→ **DO THIS**: Show all lines of the listing that hold the word "таможенной".

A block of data
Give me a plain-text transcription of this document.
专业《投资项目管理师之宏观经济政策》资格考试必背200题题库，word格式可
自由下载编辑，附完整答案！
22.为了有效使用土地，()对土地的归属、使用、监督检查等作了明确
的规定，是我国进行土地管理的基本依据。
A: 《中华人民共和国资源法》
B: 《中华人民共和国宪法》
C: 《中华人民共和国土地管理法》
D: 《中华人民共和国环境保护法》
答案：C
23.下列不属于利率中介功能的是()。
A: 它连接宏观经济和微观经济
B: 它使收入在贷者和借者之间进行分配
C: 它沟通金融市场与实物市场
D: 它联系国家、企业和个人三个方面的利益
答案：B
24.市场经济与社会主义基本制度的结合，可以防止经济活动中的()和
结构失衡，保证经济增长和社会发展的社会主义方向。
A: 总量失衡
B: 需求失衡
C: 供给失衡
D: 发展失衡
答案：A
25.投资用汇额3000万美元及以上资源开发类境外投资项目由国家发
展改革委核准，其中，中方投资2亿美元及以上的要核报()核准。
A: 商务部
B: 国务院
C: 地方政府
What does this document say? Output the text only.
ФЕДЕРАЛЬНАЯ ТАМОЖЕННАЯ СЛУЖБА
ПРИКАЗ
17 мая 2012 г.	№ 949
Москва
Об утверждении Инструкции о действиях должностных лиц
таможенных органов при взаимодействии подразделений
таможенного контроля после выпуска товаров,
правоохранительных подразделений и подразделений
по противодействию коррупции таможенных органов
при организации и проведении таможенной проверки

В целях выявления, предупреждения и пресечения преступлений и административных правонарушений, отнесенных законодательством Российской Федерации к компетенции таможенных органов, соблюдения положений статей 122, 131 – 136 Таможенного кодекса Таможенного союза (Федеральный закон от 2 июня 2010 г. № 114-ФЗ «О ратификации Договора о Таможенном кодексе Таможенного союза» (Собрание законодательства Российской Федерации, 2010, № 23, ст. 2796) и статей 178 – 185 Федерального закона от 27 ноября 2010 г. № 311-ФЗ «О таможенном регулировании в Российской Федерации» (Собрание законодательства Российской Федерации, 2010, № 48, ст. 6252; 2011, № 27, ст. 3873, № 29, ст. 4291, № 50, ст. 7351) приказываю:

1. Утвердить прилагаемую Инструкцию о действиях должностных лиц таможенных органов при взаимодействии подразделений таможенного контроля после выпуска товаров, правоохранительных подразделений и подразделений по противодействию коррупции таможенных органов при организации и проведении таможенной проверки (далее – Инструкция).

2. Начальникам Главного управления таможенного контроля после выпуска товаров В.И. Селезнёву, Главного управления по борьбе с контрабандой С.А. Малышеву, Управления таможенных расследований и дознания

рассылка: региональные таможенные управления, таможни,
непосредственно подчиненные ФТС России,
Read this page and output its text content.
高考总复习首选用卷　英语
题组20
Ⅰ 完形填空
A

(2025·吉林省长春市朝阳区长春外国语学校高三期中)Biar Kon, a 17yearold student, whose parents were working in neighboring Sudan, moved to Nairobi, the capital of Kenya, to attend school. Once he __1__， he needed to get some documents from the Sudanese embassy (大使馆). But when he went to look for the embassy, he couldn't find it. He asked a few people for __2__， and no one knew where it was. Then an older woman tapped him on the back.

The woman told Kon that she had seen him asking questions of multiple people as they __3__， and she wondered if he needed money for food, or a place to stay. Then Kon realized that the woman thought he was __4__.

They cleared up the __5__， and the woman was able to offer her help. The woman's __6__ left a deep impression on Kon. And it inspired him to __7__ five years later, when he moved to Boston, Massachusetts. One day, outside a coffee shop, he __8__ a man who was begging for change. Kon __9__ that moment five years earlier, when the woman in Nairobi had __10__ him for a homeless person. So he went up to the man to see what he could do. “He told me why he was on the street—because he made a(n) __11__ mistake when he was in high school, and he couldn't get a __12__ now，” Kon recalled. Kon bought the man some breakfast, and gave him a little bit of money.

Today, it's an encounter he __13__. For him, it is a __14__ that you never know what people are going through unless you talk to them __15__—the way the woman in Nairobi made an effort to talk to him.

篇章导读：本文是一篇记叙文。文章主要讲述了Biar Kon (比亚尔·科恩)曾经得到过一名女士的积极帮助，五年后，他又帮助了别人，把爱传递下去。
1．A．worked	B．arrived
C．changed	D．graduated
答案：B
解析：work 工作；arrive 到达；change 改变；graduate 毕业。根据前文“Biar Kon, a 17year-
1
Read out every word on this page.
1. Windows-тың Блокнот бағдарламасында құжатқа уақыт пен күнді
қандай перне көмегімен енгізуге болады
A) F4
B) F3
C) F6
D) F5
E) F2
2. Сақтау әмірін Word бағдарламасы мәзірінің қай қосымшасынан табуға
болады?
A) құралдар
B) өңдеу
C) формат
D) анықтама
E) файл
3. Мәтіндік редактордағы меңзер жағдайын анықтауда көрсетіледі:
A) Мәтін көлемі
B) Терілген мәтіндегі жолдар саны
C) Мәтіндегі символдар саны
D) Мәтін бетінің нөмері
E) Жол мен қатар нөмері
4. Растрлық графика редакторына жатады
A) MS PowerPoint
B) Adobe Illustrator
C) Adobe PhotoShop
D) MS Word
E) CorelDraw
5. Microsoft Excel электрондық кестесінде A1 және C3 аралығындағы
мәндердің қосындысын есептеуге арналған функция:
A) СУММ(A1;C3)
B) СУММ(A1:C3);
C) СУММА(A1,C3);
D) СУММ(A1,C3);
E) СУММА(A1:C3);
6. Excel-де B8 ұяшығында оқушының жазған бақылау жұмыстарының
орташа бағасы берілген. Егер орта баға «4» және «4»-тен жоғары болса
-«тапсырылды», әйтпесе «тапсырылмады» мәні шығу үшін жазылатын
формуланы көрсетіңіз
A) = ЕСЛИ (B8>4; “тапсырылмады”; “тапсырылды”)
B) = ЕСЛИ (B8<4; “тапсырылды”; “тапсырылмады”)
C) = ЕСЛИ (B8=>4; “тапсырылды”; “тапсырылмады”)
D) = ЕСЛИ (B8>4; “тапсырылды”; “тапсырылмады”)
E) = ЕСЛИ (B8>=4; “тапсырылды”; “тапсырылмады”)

→ **ANSWER TO THE PROBLEM**:
при организации и проведении таможенной проверки
1. Утвердить прилагаемую Инструкцию о действиях должностных лиц таможенных органов при взаимодействии подразделений таможенного контроля после выпуска товаров, правоохранительных подразделений и подразделений по противодействию коррупции таможенных органов при организации и проведении таможенной проверки (далее – Инструкция).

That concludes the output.